**The problem**: Copy out each line exactly as it appears.

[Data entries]
• • • • •

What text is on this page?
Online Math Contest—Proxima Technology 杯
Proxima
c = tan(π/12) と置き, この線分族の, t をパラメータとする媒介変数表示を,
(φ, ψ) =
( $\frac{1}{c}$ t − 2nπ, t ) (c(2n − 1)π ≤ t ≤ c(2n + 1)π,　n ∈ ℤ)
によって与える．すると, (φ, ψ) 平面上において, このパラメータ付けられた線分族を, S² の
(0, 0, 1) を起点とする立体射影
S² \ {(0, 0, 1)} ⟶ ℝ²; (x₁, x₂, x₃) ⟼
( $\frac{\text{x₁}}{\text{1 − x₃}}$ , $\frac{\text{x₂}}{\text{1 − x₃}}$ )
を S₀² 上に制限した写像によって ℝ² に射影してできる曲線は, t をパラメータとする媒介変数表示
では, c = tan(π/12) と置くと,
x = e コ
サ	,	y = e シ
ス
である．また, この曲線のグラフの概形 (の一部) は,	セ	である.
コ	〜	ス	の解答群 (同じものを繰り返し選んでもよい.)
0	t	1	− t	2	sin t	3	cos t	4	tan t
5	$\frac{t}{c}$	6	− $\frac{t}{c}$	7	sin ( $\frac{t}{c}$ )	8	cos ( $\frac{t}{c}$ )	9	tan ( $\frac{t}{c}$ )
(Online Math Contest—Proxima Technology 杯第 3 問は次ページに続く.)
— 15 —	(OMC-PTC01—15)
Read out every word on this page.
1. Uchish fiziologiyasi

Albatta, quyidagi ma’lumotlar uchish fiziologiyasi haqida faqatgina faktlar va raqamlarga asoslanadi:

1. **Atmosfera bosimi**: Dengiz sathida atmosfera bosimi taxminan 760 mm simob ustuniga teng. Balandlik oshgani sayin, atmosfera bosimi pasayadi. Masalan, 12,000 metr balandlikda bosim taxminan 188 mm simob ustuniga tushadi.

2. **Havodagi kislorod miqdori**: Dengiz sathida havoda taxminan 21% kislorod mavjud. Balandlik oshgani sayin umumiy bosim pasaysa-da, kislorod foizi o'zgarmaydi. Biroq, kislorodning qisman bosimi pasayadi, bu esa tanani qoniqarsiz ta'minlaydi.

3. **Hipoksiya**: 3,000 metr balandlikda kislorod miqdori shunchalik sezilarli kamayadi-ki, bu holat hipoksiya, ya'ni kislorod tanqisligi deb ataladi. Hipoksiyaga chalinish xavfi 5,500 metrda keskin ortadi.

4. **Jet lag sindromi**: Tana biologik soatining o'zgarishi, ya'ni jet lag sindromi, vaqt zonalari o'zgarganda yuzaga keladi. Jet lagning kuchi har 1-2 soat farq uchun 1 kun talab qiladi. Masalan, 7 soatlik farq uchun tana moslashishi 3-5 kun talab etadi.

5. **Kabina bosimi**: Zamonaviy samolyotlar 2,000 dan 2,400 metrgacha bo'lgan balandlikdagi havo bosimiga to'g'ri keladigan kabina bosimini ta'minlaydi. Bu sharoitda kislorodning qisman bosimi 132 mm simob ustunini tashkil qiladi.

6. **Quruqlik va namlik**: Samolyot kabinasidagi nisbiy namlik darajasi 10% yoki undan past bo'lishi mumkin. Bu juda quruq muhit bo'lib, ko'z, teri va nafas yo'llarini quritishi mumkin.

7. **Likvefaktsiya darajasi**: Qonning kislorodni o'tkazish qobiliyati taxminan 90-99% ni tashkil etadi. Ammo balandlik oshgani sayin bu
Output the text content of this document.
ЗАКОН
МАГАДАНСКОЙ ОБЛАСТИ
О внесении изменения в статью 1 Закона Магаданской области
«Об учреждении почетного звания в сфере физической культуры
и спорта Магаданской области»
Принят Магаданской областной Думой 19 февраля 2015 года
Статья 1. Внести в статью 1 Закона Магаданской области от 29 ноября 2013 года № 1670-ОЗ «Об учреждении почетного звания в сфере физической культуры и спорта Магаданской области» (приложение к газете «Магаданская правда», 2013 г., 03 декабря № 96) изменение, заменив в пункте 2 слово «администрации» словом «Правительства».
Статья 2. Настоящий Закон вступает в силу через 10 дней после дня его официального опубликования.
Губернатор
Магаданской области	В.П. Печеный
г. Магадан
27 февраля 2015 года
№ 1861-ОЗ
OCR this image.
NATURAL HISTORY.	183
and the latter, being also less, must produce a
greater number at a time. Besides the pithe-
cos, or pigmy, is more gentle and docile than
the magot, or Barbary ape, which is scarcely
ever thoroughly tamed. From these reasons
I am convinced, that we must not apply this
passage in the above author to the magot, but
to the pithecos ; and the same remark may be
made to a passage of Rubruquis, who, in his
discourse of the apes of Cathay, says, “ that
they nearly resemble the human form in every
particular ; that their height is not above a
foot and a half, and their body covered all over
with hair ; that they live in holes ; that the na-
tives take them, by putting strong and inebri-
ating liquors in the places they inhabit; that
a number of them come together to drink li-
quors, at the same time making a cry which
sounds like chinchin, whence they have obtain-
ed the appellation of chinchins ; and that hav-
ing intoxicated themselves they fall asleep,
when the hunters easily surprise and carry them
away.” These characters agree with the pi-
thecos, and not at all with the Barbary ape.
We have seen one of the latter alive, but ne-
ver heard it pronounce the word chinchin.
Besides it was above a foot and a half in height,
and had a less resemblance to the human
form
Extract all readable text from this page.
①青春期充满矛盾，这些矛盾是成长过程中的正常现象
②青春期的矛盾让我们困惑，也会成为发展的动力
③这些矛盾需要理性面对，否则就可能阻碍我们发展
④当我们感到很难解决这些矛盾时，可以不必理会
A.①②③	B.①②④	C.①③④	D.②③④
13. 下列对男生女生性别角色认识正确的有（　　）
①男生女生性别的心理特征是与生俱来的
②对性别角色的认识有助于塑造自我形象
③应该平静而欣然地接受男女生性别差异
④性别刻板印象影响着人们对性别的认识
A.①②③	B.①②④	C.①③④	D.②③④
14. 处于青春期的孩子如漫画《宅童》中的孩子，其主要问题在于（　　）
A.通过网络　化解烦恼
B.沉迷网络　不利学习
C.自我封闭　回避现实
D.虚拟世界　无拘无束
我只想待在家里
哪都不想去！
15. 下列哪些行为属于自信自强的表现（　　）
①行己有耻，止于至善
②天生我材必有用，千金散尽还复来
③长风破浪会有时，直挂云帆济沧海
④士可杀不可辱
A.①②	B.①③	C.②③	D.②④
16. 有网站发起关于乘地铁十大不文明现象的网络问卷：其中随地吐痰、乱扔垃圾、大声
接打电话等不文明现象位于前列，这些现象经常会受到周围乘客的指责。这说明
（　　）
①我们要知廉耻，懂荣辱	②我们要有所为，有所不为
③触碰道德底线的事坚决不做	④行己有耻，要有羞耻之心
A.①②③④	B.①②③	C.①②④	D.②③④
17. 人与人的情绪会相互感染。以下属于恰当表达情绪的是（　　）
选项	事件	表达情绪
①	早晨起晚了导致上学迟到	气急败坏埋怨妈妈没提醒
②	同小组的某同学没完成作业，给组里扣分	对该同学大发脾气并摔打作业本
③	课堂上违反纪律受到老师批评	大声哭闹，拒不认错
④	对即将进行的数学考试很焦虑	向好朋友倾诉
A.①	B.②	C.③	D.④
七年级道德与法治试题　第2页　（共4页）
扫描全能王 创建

• • • • •

**Reply to the exercise**:
What text is on this page?
Online Math Contest—Proxima Technology 杯
Proxima
c = tan(π/12) と置き, この線分族の, t をパラメータとする媒介変数表示を,
(φ, ψ) =
( $\frac{1}{c}$ t − 2nπ, t ) (c(2n − 1)π ≤ t ≤ c(2n + 1)π,　n ∈ ℤ)
によって与える．すると, (φ, ψ) 平面上において, このパラメータ付けられた線分族を, S² の
(0, 0, 1) を起点とする立体射影
S² \ {(0, 0, 1)} ⟶ ℝ²; (x₁, x₂, x₃) ⟼
( $\frac{\text{x₁}}{\text{1 − x₃}}$ , $\frac{\text{x₂}}{\text{1 − x₃}}$ )
を S₀² 上に制限した写像によって ℝ² に射影してできる曲線は, t をパラメータとする媒介変数表示
では, c = tan(π/12) と置くと,
x = e コ
サ	,	y = e シ
ス
である．また, この曲線のグラフの概形 (の一部) は,	セ	である.
コ	〜	ス	の解答群 (同じものを繰り返し選んでもよい.)
0	t	1	− t	2	sin t	3	cos t	4	tan t
5	$\frac{t}{c}$	6	− $\frac{t}{c}$	7	sin ( $\frac{t}{c}$ )	8	cos ( $\frac{t}{c}$ )	9	tan ( $\frac{t}{c}$ )
(Online Math Contest—Proxima Technology 杯第 3 問は次ページに続く.)
— 15 —	(OMC-PTC01—15)
Read out every word on this page.
1. Uchish fiziologiyasi

Albatta, quyidagi ma’lumotlar uchish fiziologiyasi haqida faqatgina faktlar va raqamlarga asoslanadi:

1. **Atmosfera bosimi**: Dengiz sathida atmosfera bosimi taxminan 760 mm simob ustuniga teng. Balandlik oshgani sayin, atmosfera bosimi pasayadi. Masalan, 12,000 metr balandlikda bosim taxminan 188 mm simob ustuniga tushadi.

2. **Havodagi kislorod miqdori**: Dengiz sathida havoda taxminan 21% kislorod mavjud. Balandlik oshgani sayin umumiy bosim pasaysa-da, kislorod foizi o'zgarmaydi. Biroq, kislorodning qisman bosimi pasayadi, bu esa tanani qoniqarsiz ta'minlaydi.

3. **Hipoksiya**: 3,000 metr balandlikda kislorod miqdori shunchalik sezilarli kamayadi-ki, bu holat hipoksiya, ya'ni kislorod tanqisligi deb ataladi. Hipoksiyaga chalinish xavfi 5,500 metrda keskin ortadi.

4. **Jet lag sindromi**: Tana biologik soatining o'zgarishi, ya'ni jet lag sindromi, vaqt zonalari o'zgarganda yuzaga keladi. Jet lagning kuchi har 1-2 soat farq uchun 1 kun talab qiladi. Masalan, 7 soatlik farq uchun tana moslashishi 3-5 kun talab etadi.

5. **Kabina bosimi**: Zamonaviy samolyotlar 2,000 dan 2,400 metrgacha bo'lgan balandlikdagi havo bosimiga to'g'ri keladigan kabina bosimini ta'minlaydi. Bu sharoitda kislorodning qisman bosimi 132 mm simob ustunini tashkil qiladi.

6. **Quruqlik va namlik**: Samolyot kabinasidagi nisbiy namlik darajasi 10% yoki undan past bo'lishi mumkin. Bu juda quruq muhit bo'lib, ko'z, teri va nafas yo'llarini quritishi mumkin.

7. **Likvefaktsiya darajasi**: Qonning kislorodni o'tkazish qobiliyati taxminan 90-99% ni tashkil etadi. Ammo balandlik oshgani sayin bu
Output the text content of this document.
ЗАКОН
МАГАДАНСКОЙ ОБЛАСТИ
О внесении изменения в статью 1 Закона Магаданской области
«Об учреждении почетного звания в сфере физической культуры
и спорта Магаданской области»
Принят Магаданской областной Думой 19 февраля 2015 года
Статья 1. Внести в статью 1 Закона Магаданской области от 29 ноября 2013 года № 1670-ОЗ «Об учреждении почетного звания в сфере физической культуры и спорта Магаданской области» (приложение к газете «Магаданская правда», 2013 г., 03 декабря № 96) изменение, заменив в пункте 2 слово «администрации» словом «Правительства».
Статья 2. Настоящий Закон вступает в силу через 10 дней после дня его официального опубликования.
Губернатор
Магаданской области	В.П. Печеный
г. Магадан
27 февраля 2015 года
№ 1861-ОЗ
OCR this image.
NATURAL HISTORY.	183
and the latter, being also less, must produce a
greater number at a time. Besides the pithe-
cos, or pigmy, is more gentle and docile than
the magot, or Barbary ape, which is scarcely
ever thoroughly tamed. From these reasons
I am convinced, that we must not apply this
passage in the above author to the magot, but
to the pithecos ; and the same remark may be
made to a passage of Rubruquis, who, in his
discourse of the apes of Cathay, says, “ that
they nearly resemble the human form in every
particular ; that their height is not above a
foot and a half, and their body covered all over
with hair ; that they live in holes ; that the na-
tives take them, by putting strong and inebri-
ating liquors in the places they inhabit; that
a number of them come together to drink li-
quors, at the same time making a cry which
sounds like chinchin, whence they have obtain-
ed the appellation of chinchins ; and that hav-
ing intoxicated themselves they fall asleep,
when the hunters easily surprise and carry them
away.” These characters agree with the pi-
thecos, and not at all with the Barbary ape.
We have seen one of the latter alive, but ne-
ver heard it pronounce the word chinchin.
Besides it was above a foot and a half in height,
and had a less resemblance to the human
form
Extract all readable text from this page.
①青春期充满矛盾，这些矛盾是成长过程中的正常现象
②青春期的矛盾让我们困惑，也会成为发展的动力
③这些矛盾需要理性面对，否则就可能阻碍我们发展
④当我们感到很难解决这些矛盾时，可以不必理会
A.①②③	B.①②④	C.①③④	D.②③④
13. 下列对男生女生性别角色认识正确的有（　　）
①男生女生性别的心理特征是与生俱来的
②对性别角色的认识有助于塑造自我形象
③应该平静而欣然地接受男女生性别差异
④性别刻板印象影响着人们对性别的认识
A.①②③	B.①②④	C.①③④	D.②③④
14. 处于青春期的孩子如漫画《宅童》中的孩子，其主要问题在于（　　）
A.通过网络　化解烦恼
B.沉迷网络　不利学习
C.自我封闭　回避现实
D.虚拟世界　无拘无束
我只想待在家里
哪都不想去！
15. 下列哪些行为属于自信自强的表现（　　）
①行己有耻，止于至善
②天生我材必有用，千金散尽还复来
③长风破浪会有时，直挂云帆济沧海
④士可杀不可辱
A.①②	B.①③	C.②③	D.②④
16. 有网站发起关于乘地铁十大不文明现象的网络问卷：其中随地吐痰、乱扔垃圾、大声
接打电话等不文明现象位于前列，这些现象经常会受到周围乘客的指责。这说明
（　　）
①我们要知廉耻，懂荣辱	②我们要有所为，有所不为
③触碰道德底线的事坚决不做	④行己有耻，要有羞耻之心
A.①②③④	B.①②③	C.①②④	D.②③④
17. 人与人的情绪会相互感染。以下属于恰当表达情绪的是（　　）
选项	事件	表达情绪
①	早晨起晚了导致上学迟到	气急败坏埋怨妈妈没提醒
②	同小组的某同学没完成作业，给组里扣分	对该同学大发脾气并摔打作业本
③	课堂上违反纪律受到老师批评	大声哭闹，拒不认错
④	对即将进行的数学考试很焦虑	向好朋友倾诉
A.①	B.②	C.③	D.④
七年级道德与法治试题　第2页　（共4页）
扫描全能王 创建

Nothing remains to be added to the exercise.